## SET TASK:
Every record below should be printed exactly as it appears.

## GIVEN DATA:
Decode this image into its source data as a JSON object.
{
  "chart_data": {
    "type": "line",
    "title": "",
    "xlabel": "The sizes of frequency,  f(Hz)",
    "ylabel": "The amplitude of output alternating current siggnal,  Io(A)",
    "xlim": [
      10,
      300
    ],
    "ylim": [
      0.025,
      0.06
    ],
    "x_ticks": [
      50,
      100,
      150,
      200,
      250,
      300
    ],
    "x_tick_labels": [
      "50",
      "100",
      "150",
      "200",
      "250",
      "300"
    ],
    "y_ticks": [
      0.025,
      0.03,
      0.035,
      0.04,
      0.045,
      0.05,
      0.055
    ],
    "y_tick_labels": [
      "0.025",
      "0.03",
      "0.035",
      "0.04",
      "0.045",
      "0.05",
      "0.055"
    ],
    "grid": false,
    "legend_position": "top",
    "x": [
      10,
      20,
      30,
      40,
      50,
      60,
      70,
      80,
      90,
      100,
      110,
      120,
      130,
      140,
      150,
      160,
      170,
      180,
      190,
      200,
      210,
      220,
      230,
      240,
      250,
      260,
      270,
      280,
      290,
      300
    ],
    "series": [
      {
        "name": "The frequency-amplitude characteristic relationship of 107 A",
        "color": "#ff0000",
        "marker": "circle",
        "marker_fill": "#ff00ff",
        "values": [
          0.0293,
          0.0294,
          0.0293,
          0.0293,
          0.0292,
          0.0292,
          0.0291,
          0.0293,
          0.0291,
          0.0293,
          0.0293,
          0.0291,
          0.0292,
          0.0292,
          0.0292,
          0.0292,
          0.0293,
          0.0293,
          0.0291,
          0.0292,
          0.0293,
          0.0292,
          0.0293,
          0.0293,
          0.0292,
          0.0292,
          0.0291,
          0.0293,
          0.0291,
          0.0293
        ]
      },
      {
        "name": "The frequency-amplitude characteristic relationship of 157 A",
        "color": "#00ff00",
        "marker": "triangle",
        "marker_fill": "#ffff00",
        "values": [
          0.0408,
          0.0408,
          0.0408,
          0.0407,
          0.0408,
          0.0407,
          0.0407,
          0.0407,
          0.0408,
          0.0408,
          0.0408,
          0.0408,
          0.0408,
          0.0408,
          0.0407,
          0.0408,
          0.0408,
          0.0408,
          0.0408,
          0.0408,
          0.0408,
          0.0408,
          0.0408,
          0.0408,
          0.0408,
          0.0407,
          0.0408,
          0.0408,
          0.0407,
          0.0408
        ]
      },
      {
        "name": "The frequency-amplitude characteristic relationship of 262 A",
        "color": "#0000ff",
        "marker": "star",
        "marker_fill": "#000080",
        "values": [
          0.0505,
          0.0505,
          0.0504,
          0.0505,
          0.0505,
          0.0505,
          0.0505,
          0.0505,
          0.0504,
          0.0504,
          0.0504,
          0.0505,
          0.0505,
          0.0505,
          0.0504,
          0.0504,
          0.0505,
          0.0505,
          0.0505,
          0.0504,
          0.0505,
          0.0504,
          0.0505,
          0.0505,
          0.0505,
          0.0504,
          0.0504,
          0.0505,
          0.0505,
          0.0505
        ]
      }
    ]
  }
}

## CORRECT ANSWER:
Decode this image into its source data as a JSON object.
{
  "chart_data": {
    "type": "line",
    "title": "",
    "xlabel": "The sizes of frequency,  f(Hz)",
    "ylabel": "The amplitude of output alternating current siggnal,  Io(A)",
    "xlim": [
      10,
      300
    ],
    "ylim": [
      0.025,
      0.06
    ],
    "x_ticks": [
      50,
      100,
      150,
      200,
      250,
      300
    ],
    "x_tick_labels": [
      "50",
      "100",
      "150",
      "200",
      "250",
      "300"
    ],
    "y_ticks": [
      0.025,
      0.03,
      0.035,
      0.04,
      0.045,
      0.05,
      0.055
    ],
    "y_tick_labels": [
      "0.025",
      "0.03",
      "0.035",
      "0.04",
      "0.045",
      "0.05",
      "0.055"
    ],
    "grid": false,
    "legend_position": "top",
    "x": [
      10,
      20,
      30,
      40,
      50,
      60,
      70,
      80,
      90,
      100,
      110,
      120,
      130,
      140,
      150,
      160,
      170,
      180,
      190,
      200,
      210,
      220,
      230,
      240,
      250,
      260,
      270,
      280,
      290,
      300
    ],
    "series": [
      {
        "name": "The frequency-amplitude characteristic relationship of 107 A",
        "color": "#ff0000",
        "marker": "circle",
        "marker_fill": "#ff00ff",
        "values": [
          0.0293,
          0.0294,
          0.0293,
          0.0293,
          0.0292,
          0.0292,
          0.0291,
          0.0293,
          0.0291,
          0.0293,
          0.0293,
          0.0291,
          0.0292,
          0.0292,
          0.0292,
          0.0292,
          0.0293,
          0.0293,
          0.0291,
          0.0292,
          0.0293,
          0.0292,
          0.0293,
          0.0293,
          0.0292,
          0.0292,
          0.0291,
          0.0293,
          0.0291,
          0.0293
        ]
      },
      {
        "name": "The frequency-amplitude characteristic relationship of 157 A",
        "color": "#00ff00",
        "marker": "triangle",
        "marker_fill": "#ffff00",
        "values": [
          0.0408,
          0.0408,
          0.0408,
          0.0407,
          0.0408,
          0.0407,
          0.0407,
          0.0407,
          0.0408,
          0.0408,
          0.0408,
          0.0408,
          0.0408,
          0.0408,
          0.0407,
          0.0408,
          0.0408,
          0.0408,
          0.0408,
          0.0408,
          0.0408,
          0.0408,
          0.0408,
          0.0408,
          0.0408,
          0.0407,
          0.0408,
          0.0408,
          0.0407,
          0.0408
        ]
      },
      {
        "name": "The frequency-amplitude characteristic relationship of 262 A",
        "color": "#0000ff",
        "marker": "star",
        "marker_fill": "#000080",
        "values": [
          0.0505,
          0.0505,
          0.0504,
          0.0505,
          0.0505,
          0.0505,
          0.0505,
          0.0505,
          0.0504,
          0.0504,
          0.0504,
          0.0505,
          0.0505,
          0.0505,
          0.0504,
          0.0504,
          0.0505,
          0.0505,
          0.0505,
          0.0504,
          0.0505,
          0.0504,
          0.0505,
          0.0505,
          0.0505,
          0.0504,
          0.0504,
          0.0505,
          0.0505,
          0.0505
        ]
      }
    ]
  }
}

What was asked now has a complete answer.